* [GIVEN TASK] Go through the data below. Pull out every line that has the word "кампании".

* [PROVIDED RECORDS]
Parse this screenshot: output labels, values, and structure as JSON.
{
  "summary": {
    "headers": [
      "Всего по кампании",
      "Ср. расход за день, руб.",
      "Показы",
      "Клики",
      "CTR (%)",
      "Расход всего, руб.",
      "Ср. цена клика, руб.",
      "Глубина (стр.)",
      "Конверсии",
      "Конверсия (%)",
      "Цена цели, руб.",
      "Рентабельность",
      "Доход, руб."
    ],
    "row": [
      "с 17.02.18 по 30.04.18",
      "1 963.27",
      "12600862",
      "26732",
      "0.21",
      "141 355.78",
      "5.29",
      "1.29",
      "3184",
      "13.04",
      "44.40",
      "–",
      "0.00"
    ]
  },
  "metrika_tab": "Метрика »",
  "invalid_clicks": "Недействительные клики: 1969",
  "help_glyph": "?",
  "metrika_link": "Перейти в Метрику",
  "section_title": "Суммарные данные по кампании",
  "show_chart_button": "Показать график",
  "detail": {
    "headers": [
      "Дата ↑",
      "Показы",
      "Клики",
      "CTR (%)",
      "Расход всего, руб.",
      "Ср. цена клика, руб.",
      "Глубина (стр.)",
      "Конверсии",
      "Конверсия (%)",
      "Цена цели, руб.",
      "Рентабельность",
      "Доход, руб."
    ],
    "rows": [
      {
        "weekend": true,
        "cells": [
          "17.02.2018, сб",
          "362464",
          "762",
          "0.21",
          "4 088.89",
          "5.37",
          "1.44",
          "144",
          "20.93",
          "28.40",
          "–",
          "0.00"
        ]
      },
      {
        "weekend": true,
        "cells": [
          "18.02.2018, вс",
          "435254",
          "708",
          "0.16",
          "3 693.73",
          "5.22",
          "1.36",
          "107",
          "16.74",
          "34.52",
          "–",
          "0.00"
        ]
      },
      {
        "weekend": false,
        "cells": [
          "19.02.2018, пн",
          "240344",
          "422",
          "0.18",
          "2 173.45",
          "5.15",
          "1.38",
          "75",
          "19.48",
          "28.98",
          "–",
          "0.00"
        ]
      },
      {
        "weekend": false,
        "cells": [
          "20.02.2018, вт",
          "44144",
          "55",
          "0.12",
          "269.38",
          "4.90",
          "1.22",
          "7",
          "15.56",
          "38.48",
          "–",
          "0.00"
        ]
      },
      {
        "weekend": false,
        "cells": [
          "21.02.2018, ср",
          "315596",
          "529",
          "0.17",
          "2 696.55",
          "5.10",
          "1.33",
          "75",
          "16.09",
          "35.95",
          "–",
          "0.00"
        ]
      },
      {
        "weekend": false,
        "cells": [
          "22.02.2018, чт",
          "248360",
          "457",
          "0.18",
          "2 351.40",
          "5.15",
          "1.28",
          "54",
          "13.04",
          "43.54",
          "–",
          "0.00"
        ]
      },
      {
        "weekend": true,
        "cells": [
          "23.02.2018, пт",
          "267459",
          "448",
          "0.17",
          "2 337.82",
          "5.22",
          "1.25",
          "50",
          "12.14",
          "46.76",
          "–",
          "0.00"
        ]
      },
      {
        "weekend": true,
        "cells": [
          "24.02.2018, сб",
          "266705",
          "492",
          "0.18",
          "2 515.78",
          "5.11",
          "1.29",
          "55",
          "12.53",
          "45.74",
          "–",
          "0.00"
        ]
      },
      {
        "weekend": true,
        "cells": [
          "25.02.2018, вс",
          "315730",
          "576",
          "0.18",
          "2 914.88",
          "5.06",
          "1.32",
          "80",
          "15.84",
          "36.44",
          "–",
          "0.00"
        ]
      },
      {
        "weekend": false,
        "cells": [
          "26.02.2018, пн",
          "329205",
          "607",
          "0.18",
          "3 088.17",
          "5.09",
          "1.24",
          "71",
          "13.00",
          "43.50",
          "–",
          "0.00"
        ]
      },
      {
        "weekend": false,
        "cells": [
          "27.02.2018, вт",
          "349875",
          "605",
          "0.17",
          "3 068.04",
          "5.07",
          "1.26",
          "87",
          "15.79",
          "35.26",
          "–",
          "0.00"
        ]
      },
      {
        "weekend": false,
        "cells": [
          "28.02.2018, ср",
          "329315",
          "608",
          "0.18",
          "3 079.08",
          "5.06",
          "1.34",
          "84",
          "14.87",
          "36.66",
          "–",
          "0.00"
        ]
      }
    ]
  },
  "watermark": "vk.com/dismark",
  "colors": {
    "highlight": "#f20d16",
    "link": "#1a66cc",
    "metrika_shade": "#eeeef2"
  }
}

* [TASK SOLUTION]
      "Всего по кампании",
  "section_title": "Суммарные данные по кампании",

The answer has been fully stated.